*** Listed records ***

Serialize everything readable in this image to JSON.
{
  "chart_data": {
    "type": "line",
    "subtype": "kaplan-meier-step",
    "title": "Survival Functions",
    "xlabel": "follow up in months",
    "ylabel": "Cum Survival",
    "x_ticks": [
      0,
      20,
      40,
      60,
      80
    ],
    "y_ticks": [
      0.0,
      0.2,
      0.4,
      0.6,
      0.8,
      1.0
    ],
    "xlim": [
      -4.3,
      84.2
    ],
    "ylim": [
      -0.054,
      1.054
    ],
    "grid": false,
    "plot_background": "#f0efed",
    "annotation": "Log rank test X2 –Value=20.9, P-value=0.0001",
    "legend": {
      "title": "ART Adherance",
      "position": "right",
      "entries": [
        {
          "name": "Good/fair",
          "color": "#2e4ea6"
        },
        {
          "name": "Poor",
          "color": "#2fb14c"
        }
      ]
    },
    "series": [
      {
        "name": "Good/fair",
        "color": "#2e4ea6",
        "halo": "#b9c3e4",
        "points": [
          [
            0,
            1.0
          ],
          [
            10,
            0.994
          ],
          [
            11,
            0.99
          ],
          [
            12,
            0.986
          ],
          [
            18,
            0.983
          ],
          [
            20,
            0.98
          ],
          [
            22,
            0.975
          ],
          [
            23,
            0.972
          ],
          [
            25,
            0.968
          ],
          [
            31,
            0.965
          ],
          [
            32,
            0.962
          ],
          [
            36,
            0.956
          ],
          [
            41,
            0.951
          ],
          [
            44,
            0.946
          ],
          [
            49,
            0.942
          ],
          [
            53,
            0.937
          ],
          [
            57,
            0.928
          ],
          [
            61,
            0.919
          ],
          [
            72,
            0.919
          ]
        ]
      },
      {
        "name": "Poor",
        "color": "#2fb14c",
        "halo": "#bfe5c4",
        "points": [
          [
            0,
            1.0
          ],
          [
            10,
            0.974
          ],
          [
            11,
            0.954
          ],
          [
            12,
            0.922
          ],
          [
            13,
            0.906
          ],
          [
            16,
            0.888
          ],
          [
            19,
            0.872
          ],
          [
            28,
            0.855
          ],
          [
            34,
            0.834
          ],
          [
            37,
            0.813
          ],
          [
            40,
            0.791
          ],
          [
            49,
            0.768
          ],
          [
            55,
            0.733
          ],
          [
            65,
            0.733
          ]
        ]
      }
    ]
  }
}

***

**Stated goal**
Output the complete data exactly as written.

**Final result**
Serialize everything readable in this image to JSON.
{
  "chart_data": {
    "type": "line",
    "subtype": "kaplan-meier-step",
    "title": "Survival Functions",
    "xlabel": "follow up in months",
    "ylabel": "Cum Survival",
    "x_ticks": [
      0,
      20,
      40,
      60,
      80
    ],
    "y_ticks": [
      0.0,
      0.2,
      0.4,
      0.6,
      0.8,
      1.0
    ],
    "xlim": [
      -4.3,
      84.2
    ],
    "ylim": [
      -0.054,
      1.054
    ],
    "grid": false,
    "plot_background": "#f0efed",
    "annotation": "Log rank test X2 –Value=20.9, P-value=0.0001",
    "legend": {
      "title": "ART Adherance",
      "position": "right",
      "entries": [
        {
          "name": "Good/fair",
          "color": "#2e4ea6"
        },
        {
          "name": "Poor",
          "color": "#2fb14c"
        }
      ]
    },
    "series": [
      {
        "name": "Good/fair",
        "color": "#2e4ea6",
        "halo": "#b9c3e4",
        "points": [
          [
            0,
            1.0
          ],
          [
            10,
            0.994
          ],
          [
            11,
            0.99
          ],
          [
            12,
            0.986
          ],
          [
            18,
            0.983
          ],
          [
            20,
            0.98
          ],
          [
            22,
            0.975
          ],
          [
            23,
            0.972
          ],
          [
            25,
            0.968
          ],
          [
            31,
            0.965
          ],
          [
            32,
            0.962
          ],
          [
            36,
            0.956
          ],
          [
            41,
            0.951
          ],
          [
            44,
            0.946
          ],
          [
            49,
            0.942
          ],
          [
            53,
            0.937
          ],
          [
            57,
            0.928
          ],
          [
            61,
            0.919
          ],
          [
            72,
            0.919
          ]
        ]
      },
      {
        "name": "Poor",
        "color": "#2fb14c",
        "halo": "#bfe5c4",
        "points": [
          [
            0,
            1.0
          ],
          [
            10,
            0.974
          ],
          [
            11,
            0.954
          ],
          [
            12,
            0.922
          ],
          [
            13,
            0.906
          ],
          [
            16,
            0.888
          ],
          [
            19,
            0.872
          ],
          [
            28,
            0.855
          ],
          [
            34,
            0.834
          ],
          [
            37,
            0.813
          ],
          [
            40,
            0.791
          ],
          [
            49,
            0.768
          ],
          [
            55,
            0.733
          ],
          [
            65,
            0.733
          ]
        ]
      }
    ]
  }
}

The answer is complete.